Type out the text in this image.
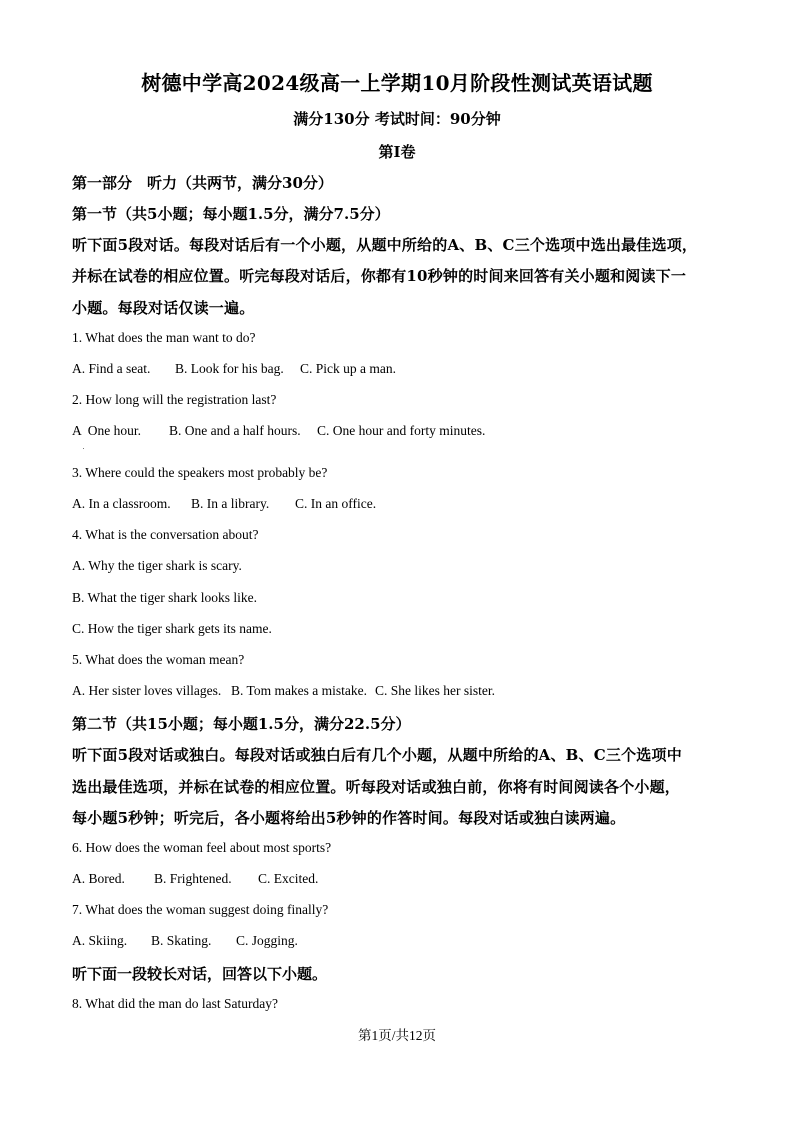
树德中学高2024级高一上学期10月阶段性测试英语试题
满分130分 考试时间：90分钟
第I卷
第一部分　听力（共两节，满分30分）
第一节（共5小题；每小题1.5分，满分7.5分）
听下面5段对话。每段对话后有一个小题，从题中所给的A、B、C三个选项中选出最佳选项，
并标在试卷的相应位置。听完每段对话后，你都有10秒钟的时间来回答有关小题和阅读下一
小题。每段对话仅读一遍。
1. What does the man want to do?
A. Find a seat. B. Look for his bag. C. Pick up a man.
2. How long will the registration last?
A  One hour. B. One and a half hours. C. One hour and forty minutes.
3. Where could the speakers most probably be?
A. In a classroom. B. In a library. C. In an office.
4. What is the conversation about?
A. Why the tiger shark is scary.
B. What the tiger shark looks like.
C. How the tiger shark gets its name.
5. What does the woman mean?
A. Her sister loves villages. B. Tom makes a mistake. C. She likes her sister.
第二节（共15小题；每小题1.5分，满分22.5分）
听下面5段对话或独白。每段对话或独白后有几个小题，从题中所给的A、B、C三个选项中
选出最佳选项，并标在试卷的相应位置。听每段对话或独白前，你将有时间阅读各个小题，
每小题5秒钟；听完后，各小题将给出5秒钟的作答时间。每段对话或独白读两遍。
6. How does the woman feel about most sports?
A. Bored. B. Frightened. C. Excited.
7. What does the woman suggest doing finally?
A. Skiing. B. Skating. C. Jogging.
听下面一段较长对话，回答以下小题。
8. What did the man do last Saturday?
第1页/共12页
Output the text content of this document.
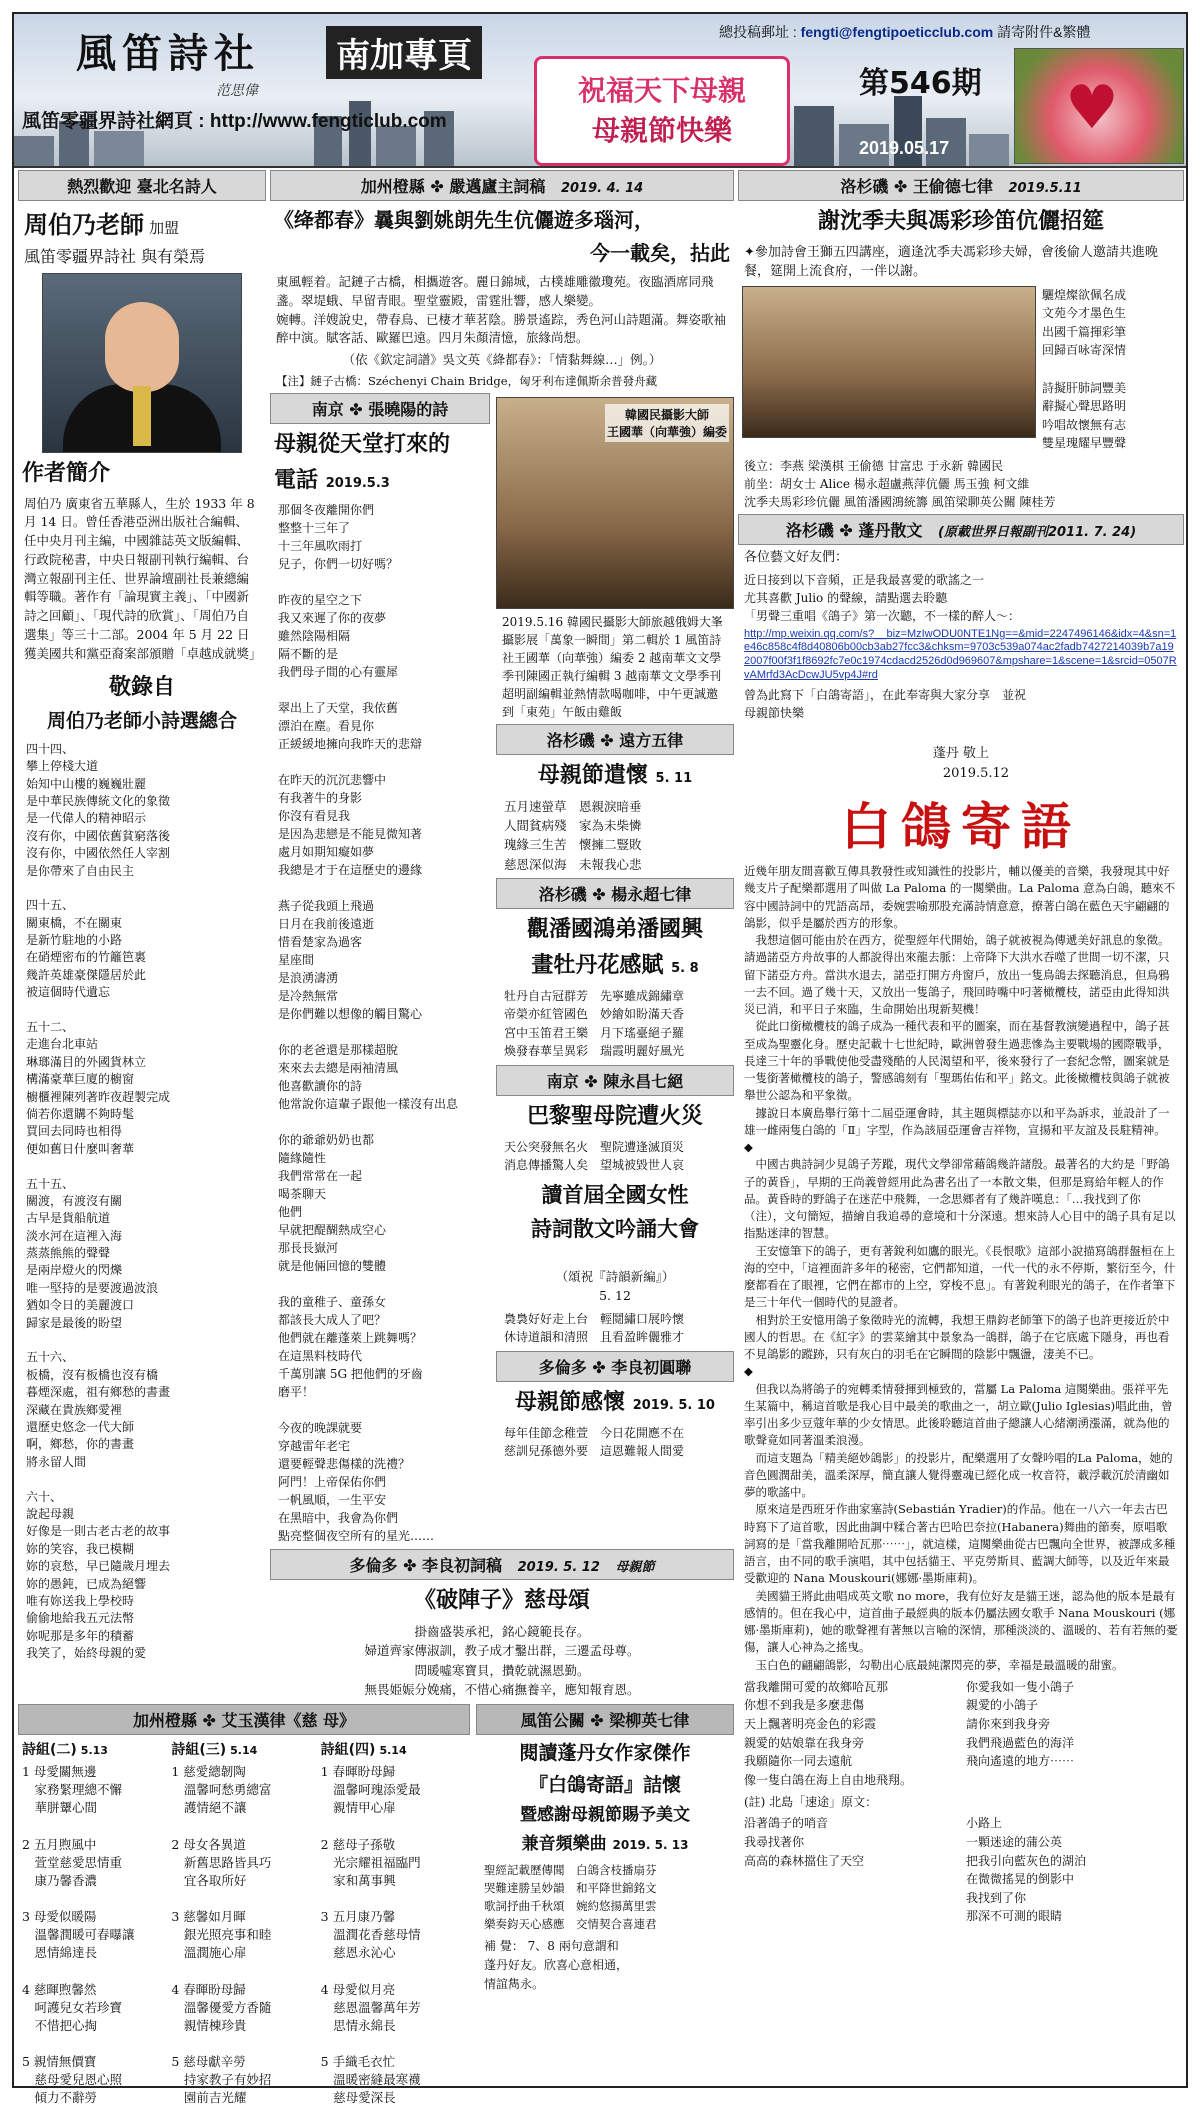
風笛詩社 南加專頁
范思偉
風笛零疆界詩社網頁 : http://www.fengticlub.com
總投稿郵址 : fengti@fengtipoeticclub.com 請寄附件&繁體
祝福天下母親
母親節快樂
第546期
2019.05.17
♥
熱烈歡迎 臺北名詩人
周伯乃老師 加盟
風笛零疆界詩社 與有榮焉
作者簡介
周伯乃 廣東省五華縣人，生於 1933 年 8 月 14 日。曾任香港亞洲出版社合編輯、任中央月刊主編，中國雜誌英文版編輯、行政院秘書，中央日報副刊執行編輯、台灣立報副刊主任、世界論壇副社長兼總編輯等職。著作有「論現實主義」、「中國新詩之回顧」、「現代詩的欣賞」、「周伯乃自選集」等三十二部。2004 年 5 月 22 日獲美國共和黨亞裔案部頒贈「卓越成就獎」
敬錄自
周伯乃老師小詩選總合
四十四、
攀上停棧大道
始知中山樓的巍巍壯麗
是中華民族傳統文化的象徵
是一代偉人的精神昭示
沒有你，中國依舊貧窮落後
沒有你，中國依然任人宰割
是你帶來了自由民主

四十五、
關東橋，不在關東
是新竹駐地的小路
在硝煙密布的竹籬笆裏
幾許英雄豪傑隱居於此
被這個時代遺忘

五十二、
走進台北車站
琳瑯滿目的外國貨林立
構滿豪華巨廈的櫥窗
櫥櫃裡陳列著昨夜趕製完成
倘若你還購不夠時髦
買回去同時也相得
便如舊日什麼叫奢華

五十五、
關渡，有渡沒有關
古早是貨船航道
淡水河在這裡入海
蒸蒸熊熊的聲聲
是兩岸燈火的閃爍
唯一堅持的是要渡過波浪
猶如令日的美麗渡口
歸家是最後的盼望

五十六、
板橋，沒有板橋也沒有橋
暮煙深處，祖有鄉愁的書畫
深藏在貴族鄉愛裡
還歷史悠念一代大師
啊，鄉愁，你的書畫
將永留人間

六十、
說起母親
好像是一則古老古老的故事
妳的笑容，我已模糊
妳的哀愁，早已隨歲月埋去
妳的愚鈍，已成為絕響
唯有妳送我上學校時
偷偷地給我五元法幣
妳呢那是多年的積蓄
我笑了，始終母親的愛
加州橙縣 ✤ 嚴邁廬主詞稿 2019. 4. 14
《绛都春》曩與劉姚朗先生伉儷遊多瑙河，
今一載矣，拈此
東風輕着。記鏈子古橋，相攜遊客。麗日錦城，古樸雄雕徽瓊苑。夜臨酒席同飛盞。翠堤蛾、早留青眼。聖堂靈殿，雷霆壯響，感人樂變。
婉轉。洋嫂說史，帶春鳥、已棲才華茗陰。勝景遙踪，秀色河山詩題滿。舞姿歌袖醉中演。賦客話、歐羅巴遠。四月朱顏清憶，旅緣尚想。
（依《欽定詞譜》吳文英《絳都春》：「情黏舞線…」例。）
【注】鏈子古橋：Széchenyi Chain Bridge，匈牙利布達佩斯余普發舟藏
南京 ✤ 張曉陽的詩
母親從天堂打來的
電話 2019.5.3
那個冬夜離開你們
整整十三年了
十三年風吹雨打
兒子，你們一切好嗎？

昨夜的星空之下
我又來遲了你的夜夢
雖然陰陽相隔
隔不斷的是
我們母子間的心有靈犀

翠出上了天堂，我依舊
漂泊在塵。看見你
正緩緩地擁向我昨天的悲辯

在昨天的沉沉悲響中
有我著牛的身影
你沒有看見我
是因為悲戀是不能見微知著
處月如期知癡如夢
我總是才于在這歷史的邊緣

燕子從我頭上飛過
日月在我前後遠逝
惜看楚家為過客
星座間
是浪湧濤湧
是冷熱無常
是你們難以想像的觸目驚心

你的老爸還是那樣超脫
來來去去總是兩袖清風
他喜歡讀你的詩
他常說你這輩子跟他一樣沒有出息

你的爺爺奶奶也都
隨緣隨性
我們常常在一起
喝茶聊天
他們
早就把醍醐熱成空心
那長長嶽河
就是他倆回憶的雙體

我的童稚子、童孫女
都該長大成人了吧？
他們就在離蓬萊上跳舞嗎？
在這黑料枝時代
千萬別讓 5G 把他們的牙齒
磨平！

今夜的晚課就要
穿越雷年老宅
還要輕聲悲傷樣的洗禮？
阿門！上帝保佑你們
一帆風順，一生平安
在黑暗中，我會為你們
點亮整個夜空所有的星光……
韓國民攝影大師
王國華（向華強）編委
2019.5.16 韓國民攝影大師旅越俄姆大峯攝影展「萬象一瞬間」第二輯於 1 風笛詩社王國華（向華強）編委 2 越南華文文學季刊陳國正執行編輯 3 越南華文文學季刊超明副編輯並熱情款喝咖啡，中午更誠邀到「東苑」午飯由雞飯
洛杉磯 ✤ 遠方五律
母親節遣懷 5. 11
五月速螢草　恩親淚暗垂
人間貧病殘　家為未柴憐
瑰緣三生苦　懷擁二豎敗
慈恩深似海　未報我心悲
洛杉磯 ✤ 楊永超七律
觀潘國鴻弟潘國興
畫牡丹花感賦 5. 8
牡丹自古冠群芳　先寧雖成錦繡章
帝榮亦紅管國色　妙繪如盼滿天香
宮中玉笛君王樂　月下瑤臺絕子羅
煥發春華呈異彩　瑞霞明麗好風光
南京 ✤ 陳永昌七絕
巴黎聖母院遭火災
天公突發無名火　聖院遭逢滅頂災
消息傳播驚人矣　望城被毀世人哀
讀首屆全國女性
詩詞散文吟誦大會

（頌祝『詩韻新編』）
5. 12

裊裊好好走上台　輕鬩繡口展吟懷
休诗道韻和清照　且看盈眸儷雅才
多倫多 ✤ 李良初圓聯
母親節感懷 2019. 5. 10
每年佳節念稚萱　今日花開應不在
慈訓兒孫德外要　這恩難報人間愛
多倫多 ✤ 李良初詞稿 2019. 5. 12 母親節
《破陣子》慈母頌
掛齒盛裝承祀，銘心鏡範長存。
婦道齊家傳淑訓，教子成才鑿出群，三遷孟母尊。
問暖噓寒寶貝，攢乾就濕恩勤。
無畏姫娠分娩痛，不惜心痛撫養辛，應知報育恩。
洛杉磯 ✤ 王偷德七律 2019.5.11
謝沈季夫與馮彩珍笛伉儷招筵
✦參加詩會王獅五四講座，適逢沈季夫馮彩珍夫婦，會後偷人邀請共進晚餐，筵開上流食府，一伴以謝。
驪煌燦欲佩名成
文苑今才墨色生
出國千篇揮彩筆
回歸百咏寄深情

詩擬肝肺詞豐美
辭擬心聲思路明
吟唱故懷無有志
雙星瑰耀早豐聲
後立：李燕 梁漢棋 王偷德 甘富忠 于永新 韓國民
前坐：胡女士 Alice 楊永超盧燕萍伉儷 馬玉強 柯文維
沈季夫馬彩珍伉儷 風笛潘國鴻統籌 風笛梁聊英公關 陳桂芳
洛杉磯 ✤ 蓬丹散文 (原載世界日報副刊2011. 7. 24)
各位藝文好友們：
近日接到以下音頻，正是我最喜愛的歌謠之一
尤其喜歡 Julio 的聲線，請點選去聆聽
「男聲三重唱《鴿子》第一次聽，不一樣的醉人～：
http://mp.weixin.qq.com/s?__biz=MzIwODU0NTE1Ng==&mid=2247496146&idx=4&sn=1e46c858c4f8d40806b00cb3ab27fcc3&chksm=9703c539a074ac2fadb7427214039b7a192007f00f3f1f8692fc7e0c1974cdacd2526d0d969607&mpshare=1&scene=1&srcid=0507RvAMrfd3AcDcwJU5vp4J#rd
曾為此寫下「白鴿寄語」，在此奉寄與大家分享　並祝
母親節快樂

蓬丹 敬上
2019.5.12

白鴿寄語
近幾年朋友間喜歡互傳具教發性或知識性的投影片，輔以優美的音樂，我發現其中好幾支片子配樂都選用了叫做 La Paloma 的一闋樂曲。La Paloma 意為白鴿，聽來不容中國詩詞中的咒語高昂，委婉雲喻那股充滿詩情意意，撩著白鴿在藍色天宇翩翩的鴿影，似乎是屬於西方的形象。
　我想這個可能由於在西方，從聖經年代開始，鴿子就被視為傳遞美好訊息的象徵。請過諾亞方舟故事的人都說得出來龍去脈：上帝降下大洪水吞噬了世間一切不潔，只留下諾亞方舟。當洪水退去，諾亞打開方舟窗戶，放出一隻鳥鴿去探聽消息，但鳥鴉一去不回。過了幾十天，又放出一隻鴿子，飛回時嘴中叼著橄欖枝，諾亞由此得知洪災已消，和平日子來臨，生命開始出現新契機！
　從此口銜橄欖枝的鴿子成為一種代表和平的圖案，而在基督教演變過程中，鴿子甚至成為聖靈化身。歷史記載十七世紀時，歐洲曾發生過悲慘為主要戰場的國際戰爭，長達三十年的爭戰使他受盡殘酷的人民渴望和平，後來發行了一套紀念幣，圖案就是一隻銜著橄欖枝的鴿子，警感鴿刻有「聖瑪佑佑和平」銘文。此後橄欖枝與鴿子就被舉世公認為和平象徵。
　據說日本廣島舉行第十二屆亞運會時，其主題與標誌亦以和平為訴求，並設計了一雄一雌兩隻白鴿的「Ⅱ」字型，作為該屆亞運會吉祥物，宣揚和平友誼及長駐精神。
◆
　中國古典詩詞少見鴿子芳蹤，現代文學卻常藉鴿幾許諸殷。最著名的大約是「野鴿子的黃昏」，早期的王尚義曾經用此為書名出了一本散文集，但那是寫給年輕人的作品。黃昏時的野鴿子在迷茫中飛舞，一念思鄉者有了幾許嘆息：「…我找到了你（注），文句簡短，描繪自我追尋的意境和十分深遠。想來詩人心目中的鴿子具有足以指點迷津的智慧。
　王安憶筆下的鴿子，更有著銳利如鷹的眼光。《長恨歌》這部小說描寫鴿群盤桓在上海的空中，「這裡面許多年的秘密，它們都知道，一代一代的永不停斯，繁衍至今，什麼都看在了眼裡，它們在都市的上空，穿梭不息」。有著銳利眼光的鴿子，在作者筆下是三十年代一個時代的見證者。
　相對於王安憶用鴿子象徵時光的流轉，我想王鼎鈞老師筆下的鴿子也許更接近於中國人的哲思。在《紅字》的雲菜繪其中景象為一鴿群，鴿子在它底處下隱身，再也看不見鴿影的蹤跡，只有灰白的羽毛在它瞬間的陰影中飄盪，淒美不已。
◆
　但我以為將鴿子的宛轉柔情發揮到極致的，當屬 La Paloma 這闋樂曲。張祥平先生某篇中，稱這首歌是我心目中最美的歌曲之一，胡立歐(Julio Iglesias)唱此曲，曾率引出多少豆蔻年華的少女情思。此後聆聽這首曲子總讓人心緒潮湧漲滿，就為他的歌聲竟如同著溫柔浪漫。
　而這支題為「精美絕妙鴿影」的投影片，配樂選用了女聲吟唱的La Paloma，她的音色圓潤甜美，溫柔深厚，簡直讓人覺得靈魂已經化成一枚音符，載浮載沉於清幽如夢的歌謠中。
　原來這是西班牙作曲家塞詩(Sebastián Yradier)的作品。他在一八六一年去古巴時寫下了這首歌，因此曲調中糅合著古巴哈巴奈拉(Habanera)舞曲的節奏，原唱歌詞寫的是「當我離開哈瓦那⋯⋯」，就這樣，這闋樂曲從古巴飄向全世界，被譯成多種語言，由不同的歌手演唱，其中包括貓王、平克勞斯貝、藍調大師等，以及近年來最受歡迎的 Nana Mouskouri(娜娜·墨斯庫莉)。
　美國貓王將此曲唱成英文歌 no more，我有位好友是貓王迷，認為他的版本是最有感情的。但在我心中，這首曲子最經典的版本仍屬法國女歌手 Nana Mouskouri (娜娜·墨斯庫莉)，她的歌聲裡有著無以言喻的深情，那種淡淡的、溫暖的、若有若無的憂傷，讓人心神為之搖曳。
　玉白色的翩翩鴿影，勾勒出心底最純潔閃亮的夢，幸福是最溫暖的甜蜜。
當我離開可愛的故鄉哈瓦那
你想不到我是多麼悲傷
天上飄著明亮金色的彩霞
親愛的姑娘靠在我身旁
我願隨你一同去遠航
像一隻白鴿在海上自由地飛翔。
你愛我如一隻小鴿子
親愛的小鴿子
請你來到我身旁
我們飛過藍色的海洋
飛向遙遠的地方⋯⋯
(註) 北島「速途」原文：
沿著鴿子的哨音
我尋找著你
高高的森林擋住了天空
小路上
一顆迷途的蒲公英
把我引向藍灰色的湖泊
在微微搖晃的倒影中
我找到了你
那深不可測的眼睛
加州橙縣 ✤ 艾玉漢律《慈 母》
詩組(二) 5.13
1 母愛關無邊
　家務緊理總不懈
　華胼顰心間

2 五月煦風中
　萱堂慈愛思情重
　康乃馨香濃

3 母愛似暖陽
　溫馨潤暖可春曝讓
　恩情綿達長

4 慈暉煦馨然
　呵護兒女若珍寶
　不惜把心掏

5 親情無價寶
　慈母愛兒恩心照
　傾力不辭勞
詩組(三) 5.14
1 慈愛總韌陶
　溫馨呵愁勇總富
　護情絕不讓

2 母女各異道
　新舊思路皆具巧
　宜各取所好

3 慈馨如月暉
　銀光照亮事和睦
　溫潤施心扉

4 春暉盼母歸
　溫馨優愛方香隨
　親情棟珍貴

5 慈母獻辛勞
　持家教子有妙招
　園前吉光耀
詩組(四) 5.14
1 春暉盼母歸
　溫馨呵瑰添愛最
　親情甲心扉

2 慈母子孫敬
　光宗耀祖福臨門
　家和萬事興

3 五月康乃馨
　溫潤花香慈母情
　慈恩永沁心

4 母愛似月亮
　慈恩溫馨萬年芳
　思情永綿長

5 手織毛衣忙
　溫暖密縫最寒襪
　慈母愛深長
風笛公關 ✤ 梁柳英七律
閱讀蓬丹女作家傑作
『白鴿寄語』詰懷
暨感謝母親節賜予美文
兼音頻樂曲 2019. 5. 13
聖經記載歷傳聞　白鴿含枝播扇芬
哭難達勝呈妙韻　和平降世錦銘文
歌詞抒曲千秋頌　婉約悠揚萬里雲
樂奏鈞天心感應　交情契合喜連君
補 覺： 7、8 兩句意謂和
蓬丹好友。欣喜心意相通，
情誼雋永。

* * * * *

__Exercise task__
Tell how many lines of the material above hold "What", answering with a bare number.

__Final answer__
6